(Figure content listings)
▬▬▬
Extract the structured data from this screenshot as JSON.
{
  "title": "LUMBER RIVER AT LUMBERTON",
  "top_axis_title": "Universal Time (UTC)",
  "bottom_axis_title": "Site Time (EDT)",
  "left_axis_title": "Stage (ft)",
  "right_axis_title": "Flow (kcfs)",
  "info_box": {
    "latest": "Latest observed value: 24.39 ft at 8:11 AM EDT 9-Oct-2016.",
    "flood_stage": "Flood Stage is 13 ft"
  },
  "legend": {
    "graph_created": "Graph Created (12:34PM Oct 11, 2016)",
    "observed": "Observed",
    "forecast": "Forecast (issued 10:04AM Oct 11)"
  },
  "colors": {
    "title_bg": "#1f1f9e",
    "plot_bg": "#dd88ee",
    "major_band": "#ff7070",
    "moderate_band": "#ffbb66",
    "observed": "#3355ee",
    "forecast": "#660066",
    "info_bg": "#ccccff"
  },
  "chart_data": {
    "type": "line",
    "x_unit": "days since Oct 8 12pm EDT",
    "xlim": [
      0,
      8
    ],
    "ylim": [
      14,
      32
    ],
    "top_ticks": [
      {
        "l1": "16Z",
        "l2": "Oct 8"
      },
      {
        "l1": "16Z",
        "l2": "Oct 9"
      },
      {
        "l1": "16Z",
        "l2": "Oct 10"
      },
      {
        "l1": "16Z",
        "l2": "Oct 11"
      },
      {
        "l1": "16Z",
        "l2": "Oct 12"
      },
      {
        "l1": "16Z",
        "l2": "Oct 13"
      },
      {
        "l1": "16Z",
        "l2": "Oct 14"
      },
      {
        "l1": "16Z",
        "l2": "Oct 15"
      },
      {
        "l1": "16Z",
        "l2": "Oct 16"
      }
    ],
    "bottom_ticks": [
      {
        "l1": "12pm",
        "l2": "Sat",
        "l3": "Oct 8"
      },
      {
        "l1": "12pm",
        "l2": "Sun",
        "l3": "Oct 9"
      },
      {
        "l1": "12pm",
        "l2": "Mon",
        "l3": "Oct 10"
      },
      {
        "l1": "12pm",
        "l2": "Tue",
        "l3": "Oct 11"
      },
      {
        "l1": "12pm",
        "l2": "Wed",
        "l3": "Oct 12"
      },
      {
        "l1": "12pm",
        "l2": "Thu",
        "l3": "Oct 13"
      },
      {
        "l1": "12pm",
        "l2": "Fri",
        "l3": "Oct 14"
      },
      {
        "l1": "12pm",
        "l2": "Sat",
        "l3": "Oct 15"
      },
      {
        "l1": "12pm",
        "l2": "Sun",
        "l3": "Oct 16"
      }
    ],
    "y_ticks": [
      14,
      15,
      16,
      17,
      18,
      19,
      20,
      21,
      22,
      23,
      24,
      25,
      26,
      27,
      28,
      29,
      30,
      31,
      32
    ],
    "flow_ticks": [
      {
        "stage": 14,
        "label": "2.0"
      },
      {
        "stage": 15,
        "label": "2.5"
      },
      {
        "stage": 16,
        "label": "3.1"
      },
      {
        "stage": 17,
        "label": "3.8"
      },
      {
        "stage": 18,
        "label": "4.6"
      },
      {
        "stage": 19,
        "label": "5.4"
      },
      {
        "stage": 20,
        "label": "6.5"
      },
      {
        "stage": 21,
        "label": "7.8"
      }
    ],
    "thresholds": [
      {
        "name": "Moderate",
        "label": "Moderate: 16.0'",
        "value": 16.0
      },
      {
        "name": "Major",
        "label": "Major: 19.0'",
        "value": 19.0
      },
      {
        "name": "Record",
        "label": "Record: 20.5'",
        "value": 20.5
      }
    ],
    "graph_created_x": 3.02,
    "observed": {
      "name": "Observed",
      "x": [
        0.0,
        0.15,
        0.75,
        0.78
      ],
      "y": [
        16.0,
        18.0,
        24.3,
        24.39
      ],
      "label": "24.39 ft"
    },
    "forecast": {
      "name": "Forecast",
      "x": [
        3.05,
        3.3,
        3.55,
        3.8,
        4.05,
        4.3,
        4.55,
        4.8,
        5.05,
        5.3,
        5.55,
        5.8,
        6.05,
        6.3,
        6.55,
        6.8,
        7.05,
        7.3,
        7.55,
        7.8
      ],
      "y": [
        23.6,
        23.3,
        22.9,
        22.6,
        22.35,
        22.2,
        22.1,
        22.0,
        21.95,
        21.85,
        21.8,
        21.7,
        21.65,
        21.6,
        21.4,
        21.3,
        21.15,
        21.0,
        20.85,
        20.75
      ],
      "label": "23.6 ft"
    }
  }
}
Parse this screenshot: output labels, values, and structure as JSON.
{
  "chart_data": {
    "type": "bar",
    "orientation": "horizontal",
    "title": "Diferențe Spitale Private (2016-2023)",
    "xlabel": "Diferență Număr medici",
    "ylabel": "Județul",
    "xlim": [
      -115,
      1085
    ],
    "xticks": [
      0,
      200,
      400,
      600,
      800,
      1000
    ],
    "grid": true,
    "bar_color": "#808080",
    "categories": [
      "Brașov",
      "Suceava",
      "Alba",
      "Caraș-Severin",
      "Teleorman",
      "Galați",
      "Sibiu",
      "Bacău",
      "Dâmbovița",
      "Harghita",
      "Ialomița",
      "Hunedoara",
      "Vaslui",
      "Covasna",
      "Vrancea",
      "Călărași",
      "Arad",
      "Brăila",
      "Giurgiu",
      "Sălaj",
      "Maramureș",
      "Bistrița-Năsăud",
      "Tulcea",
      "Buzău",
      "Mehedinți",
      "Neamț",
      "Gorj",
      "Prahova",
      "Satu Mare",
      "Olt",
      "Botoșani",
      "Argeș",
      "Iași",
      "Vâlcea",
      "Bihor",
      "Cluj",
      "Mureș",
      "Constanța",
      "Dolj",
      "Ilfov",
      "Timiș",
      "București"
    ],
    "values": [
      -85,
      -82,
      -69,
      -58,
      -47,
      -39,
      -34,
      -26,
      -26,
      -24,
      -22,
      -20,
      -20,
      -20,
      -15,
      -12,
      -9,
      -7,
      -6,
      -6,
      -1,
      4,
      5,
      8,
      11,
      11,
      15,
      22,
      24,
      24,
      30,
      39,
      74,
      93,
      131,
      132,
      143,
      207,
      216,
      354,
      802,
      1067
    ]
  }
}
▬▬▬
• **The problem**
Scan the lines for the string "name". Copy out each line that matches.

• **Response to the exercise**
        "name": "Moderate",
        "name": "Major",
        "name": "Record",
      "name": "Observed",
      "name": "Forecast",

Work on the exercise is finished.